In the listing below, identify each line with the word "create" and return those lines.

(Stored data entries)
========================================================================

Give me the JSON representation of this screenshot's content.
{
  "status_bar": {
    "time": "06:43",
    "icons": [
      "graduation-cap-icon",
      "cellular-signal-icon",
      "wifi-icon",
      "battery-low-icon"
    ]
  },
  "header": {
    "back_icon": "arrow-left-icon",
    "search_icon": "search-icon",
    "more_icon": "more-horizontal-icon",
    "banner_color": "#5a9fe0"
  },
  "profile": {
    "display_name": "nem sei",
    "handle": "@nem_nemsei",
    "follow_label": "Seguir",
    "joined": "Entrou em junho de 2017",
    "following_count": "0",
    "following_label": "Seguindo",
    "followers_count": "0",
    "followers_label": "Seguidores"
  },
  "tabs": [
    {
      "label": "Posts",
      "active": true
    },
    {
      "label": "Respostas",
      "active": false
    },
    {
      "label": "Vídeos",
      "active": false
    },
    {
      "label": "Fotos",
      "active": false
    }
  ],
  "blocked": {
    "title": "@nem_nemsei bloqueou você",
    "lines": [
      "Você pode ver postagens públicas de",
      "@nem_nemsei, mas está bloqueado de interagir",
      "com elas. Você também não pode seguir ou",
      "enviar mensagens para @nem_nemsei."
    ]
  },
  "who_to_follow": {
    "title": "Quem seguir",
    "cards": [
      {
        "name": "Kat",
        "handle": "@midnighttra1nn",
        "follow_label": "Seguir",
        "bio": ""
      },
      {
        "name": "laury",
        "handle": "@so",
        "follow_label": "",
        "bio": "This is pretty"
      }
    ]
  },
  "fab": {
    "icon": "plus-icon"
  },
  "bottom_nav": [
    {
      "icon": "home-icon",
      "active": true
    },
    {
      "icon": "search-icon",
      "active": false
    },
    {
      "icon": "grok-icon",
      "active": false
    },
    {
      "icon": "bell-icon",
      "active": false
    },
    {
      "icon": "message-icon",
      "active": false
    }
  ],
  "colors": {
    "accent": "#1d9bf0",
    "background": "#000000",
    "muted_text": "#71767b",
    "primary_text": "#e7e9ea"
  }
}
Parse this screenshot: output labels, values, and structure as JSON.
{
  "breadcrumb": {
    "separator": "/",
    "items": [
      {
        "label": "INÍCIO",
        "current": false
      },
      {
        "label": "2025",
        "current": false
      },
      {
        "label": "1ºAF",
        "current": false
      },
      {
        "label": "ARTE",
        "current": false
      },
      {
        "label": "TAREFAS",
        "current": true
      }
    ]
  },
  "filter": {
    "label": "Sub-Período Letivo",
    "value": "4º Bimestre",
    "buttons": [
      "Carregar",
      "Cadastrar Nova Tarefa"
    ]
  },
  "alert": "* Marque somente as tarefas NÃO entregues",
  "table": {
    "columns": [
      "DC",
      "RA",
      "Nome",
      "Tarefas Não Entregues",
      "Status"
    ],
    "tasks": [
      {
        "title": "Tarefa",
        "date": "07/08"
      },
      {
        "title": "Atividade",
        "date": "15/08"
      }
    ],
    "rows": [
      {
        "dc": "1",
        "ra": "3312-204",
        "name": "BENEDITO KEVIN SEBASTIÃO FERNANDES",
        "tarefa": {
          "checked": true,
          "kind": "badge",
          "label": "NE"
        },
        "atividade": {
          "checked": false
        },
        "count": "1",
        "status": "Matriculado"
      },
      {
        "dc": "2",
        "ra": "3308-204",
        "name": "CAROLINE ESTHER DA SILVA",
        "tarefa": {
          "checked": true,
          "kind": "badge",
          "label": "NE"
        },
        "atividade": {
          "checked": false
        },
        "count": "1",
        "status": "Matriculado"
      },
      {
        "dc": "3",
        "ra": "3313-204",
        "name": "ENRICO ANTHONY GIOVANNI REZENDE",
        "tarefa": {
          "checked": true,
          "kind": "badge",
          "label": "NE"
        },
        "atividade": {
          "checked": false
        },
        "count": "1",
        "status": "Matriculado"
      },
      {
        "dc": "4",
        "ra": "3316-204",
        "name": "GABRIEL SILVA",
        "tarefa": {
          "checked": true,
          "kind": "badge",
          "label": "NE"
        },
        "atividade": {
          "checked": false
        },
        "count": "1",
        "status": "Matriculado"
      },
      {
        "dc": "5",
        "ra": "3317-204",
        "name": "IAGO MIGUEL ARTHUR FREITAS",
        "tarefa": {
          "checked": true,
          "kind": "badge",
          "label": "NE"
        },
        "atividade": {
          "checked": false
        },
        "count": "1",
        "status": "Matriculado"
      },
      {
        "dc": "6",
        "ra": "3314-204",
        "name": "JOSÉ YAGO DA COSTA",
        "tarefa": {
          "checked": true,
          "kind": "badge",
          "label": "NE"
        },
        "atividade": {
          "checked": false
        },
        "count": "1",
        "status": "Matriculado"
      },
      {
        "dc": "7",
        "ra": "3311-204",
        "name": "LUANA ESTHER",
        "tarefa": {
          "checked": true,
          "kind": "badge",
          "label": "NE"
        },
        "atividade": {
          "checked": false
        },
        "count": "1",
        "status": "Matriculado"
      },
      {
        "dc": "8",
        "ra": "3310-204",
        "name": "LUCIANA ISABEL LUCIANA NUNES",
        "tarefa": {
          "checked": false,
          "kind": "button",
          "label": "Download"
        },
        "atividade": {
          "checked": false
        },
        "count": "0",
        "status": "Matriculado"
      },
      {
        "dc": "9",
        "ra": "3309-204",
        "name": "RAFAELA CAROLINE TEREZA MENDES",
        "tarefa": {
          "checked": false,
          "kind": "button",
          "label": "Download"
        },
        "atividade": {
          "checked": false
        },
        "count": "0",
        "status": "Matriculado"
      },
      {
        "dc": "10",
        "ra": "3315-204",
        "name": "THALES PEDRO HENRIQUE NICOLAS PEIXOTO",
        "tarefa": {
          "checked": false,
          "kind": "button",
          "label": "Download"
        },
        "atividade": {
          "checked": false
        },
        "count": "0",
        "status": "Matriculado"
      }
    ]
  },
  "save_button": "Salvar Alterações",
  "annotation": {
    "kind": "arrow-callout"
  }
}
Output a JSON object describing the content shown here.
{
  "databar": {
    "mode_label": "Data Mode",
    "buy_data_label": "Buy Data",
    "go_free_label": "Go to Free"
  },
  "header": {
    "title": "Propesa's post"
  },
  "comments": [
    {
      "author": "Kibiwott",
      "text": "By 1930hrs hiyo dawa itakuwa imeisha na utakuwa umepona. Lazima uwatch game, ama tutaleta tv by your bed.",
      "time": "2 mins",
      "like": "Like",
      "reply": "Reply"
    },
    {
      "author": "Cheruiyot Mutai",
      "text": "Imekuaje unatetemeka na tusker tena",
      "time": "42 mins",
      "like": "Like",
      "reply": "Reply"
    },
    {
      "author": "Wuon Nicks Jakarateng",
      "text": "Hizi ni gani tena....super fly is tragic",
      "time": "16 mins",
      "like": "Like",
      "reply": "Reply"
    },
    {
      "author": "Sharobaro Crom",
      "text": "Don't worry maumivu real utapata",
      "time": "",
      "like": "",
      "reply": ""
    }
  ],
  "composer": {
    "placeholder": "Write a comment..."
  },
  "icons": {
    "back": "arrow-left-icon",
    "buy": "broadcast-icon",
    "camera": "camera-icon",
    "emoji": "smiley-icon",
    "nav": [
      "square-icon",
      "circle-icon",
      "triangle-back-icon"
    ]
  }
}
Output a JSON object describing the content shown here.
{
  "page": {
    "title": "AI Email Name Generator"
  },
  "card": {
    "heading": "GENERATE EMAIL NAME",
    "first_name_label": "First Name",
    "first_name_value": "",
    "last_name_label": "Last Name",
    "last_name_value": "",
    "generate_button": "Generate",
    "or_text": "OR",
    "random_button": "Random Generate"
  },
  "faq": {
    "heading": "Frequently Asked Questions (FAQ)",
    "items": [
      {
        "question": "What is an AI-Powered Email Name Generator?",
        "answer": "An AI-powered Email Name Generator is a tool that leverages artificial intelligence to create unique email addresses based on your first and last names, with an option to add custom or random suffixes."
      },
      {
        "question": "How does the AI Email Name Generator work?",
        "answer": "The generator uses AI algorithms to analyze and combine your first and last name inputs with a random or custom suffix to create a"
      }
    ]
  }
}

========================================================================

§ Problem solution
        "answer": "An AI-powered Email Name Generator is a tool that leverages artificial intelligence to create unique email addresses based on your first and last names, with an option to add custom or random suffixes."
        "answer": "The generator uses AI algorithms to analyze and combine your first and last name inputs with a random or custom suffix to create a"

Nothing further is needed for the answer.